* START Listed entries *

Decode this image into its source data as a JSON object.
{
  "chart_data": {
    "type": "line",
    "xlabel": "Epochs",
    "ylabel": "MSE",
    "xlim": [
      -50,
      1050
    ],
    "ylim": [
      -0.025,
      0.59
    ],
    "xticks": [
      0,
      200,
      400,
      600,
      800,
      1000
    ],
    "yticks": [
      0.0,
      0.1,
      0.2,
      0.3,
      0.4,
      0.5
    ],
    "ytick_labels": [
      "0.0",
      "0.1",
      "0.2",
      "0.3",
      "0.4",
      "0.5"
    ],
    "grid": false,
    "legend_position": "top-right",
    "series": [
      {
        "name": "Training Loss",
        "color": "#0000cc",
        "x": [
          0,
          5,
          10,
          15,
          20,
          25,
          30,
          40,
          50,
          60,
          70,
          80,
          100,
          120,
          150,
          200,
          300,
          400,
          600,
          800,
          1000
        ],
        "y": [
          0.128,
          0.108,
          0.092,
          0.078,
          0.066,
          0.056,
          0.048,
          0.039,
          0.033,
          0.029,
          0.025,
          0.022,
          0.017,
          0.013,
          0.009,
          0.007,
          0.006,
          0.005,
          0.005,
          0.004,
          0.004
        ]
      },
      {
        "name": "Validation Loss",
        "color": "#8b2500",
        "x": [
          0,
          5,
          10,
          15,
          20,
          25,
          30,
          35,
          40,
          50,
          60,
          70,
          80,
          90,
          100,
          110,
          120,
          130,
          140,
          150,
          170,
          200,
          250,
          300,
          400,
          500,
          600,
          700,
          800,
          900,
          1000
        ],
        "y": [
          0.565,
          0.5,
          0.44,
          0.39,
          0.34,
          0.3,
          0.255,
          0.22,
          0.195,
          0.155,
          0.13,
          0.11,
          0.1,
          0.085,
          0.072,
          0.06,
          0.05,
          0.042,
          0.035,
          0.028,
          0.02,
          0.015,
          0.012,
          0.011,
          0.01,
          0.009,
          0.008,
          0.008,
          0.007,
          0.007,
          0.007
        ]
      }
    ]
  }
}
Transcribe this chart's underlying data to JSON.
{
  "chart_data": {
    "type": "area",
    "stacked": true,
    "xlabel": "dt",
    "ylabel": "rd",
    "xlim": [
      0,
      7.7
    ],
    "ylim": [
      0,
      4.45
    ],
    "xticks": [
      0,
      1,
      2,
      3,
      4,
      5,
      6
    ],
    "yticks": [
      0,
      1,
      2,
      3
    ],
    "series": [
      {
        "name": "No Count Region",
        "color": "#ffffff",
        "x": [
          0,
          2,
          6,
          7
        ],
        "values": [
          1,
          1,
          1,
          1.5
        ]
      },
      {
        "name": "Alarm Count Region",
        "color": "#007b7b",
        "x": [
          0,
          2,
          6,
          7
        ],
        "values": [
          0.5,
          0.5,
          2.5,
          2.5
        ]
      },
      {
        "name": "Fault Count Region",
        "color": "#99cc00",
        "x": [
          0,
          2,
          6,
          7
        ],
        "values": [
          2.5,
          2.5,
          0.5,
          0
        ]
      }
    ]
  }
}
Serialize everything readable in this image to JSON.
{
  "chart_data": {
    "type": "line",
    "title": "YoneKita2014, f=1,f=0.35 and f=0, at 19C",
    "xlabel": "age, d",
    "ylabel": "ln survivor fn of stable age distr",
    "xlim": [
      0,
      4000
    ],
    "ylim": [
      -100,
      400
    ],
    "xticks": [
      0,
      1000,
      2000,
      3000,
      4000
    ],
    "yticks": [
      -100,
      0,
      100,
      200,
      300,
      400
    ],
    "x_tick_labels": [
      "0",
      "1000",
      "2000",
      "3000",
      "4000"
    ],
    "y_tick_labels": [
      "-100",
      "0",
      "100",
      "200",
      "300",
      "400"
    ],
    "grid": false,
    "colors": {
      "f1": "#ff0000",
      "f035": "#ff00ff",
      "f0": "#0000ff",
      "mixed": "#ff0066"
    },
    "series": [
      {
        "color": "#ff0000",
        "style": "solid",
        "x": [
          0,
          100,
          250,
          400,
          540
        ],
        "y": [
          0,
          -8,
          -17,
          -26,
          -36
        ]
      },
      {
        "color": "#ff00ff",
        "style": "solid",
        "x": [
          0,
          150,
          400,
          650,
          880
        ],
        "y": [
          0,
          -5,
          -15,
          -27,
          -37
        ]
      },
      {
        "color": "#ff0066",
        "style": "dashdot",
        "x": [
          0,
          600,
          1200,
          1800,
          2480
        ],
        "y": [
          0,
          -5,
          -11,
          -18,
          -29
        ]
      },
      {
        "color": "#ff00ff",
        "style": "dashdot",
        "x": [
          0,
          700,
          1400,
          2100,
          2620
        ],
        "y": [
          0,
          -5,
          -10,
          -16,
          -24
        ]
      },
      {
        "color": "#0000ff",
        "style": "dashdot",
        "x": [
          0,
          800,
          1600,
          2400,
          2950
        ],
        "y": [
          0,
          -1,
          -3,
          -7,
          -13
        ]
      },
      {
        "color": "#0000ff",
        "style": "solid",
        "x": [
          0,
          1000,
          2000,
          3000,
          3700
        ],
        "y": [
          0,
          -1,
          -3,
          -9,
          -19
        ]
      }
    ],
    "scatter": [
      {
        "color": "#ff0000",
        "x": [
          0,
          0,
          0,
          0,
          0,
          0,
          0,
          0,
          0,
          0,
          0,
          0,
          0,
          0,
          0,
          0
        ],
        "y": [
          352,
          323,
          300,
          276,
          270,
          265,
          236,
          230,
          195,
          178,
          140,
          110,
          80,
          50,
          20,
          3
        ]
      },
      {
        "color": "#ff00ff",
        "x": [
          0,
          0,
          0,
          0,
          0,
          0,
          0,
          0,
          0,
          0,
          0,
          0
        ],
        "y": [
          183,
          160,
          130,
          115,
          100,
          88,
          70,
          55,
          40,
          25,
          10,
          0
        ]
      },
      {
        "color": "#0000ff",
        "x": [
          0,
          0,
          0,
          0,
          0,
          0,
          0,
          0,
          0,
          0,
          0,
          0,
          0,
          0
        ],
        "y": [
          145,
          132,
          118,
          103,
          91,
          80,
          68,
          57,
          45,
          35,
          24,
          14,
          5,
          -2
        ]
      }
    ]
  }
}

* END Listed entries *

Aim of the task: Copy every line of the records word for word.

Answer to this exercise:
Decode this image into its source data as a JSON object.
{
  "chart_data": {
    "type": "line",
    "xlabel": "Epochs",
    "ylabel": "MSE",
    "xlim": [
      -50,
      1050
    ],
    "ylim": [
      -0.025,
      0.59
    ],
    "xticks": [
      0,
      200,
      400,
      600,
      800,
      1000
    ],
    "yticks": [
      0.0,
      0.1,
      0.2,
      0.3,
      0.4,
      0.5
    ],
    "ytick_labels": [
      "0.0",
      "0.1",
      "0.2",
      "0.3",
      "0.4",
      "0.5"
    ],
    "grid": false,
    "legend_position": "top-right",
    "series": [
      {
        "name": "Training Loss",
        "color": "#0000cc",
        "x": [
          0,
          5,
          10,
          15,
          20,
          25,
          30,
          40,
          50,
          60,
          70,
          80,
          100,
          120,
          150,
          200,
          300,
          400,
          600,
          800,
          1000
        ],
        "y": [
          0.128,
          0.108,
          0.092,
          0.078,
          0.066,
          0.056,
          0.048,
          0.039,
          0.033,
          0.029,
          0.025,
          0.022,
          0.017,
          0.013,
          0.009,
          0.007,
          0.006,
          0.005,
          0.005,
          0.004,
          0.004
        ]
      },
      {
        "name": "Validation Loss",
        "color": "#8b2500",
        "x": [
          0,
          5,
          10,
          15,
          20,
          25,
          30,
          35,
          40,
          50,
          60,
          70,
          80,
          90,
          100,
          110,
          120,
          130,
          140,
          150,
          170,
          200,
          250,
          300,
          400,
          500,
          600,
          700,
          800,
          900,
          1000
        ],
        "y": [
          0.565,
          0.5,
          0.44,
          0.39,
          0.34,
          0.3,
          0.255,
          0.22,
          0.195,
          0.155,
          0.13,
          0.11,
          0.1,
          0.085,
          0.072,
          0.06,
          0.05,
          0.042,
          0.035,
          0.028,
          0.02,
          0.015,
          0.012,
          0.011,
          0.01,
          0.009,
          0.008,
          0.008,
          0.007,
          0.007,
          0.007
        ]
      }
    ]
  }
}
Transcribe this chart's underlying data to JSON.
{
  "chart_data": {
    "type": "area",
    "stacked": true,
    "xlabel": "dt",
    "ylabel": "rd",
    "xlim": [
      0,
      7.7
    ],
    "ylim": [
      0,
      4.45
    ],
    "xticks": [
      0,
      1,
      2,
      3,
      4,
      5,
      6
    ],
    "yticks": [
      0,
      1,
      2,
      3
    ],
    "series": [
      {
        "name": "No Count Region",
        "color": "#ffffff",
        "x": [
          0,
          2,
          6,
          7
        ],
        "values": [
          1,
          1,
          1,
          1.5
        ]
      },
      {
        "name": "Alarm Count Region",
        "color": "#007b7b",
        "x": [
          0,
          2,
          6,
          7
        ],
        "values": [
          0.5,
          0.5,
          2.5,
          2.5
        ]
      },
      {
        "name": "Fault Count Region",
        "color": "#99cc00",
        "x": [
          0,
          2,
          6,
          7
        ],
        "values": [
          2.5,
          2.5,
          0.5,
          0
        ]
      }
    ]
  }
}
Serialize everything readable in this image to JSON.
{
  "chart_data": {
    "type": "line",
    "title": "YoneKita2014, f=1,f=0.35 and f=0, at 19C",
    "xlabel": "age, d",
    "ylabel": "ln survivor fn of stable age distr",
    "xlim": [
      0,
      4000
    ],
    "ylim": [
      -100,
      400
    ],
    "xticks": [
      0,
      1000,
      2000,
      3000,
      4000
    ],
    "yticks": [
      -100,
      0,
      100,
      200,
      300,
      400
    ],
    "x_tick_labels": [
      "0",
      "1000",
      "2000",
      "3000",
      "4000"
    ],
    "y_tick_labels": [
      "-100",
      "0",
      "100",
      "200",
      "300",
      "400"
    ],
    "grid": false,
    "colors": {
      "f1": "#ff0000",
      "f035": "#ff00ff",
      "f0": "#0000ff",
      "mixed": "#ff0066"
    },
    "series": [
      {
        "color": "#ff0000",
        "style": "solid",
        "x": [
          0,
          100,
          250,
          400,
          540
        ],
        "y": [
          0,
          -8,
          -17,
          -26,
          -36
        ]
      },
      {
        "color": "#ff00ff",
        "style": "solid",
        "x": [
          0,
          150,
          400,
          650,
          880
        ],
        "y": [
          0,
          -5,
          -15,
          -27,
          -37
        ]
      },
      {
        "color": "#ff0066",
        "style": "dashdot",
        "x": [
          0,
          600,
          1200,
          1800,
          2480
        ],
        "y": [
          0,
          -5,
          -11,
          -18,
          -29
        ]
      },
      {
        "color": "#ff00ff",
        "style": "dashdot",
        "x": [
          0,
          700,
          1400,
          2100,
          2620
        ],
        "y": [
          0,
          -5,
          -10,
          -16,
          -24
        ]
      },
      {
        "color": "#0000ff",
        "style": "dashdot",
        "x": [
          0,
          800,
          1600,
          2400,
          2950
        ],
        "y": [
          0,
          -1,
          -3,
          -7,
          -13
        ]
      },
      {
        "color": "#0000ff",
        "style": "solid",
        "x": [
          0,
          1000,
          2000,
          3000,
          3700
        ],
        "y": [
          0,
          -1,
          -3,
          -9,
          -19
        ]
      }
    ],
    "scatter": [
      {
        "color": "#ff0000",
        "x": [
          0,
          0,
          0,
          0,
          0,
          0,
          0,
          0,
          0,
          0,
          0,
          0,
          0,
          0,
          0,
          0
        ],
        "y": [
          352,
          323,
          300,
          276,
          270,
          265,
          236,
          230,
          195,
          178,
          140,
          110,
          80,
          50,
          20,
          3
        ]
      },
      {
        "color": "#ff00ff",
        "x": [
          0,
          0,
          0,
          0,
          0,
          0,
          0,
          0,
          0,
          0,
          0,
          0
        ],
        "y": [
          183,
          160,
          130,
          115,
          100,
          88,
          70,
          55,
          40,
          25,
          10,
          0
        ]
      },
      {
        "color": "#0000ff",
        "x": [
          0,
          0,
          0,
          0,
          0,
          0,
          0,
          0,
          0,
          0,
          0,
          0,
          0,
          0
        ],
        "y": [
          145,
          132,
          118,
          103,
          91,
          80,
          68,
          57,
          45,
          35,
          24,
          14,
          5,
          -2
        ]
      }
    ]
  }
}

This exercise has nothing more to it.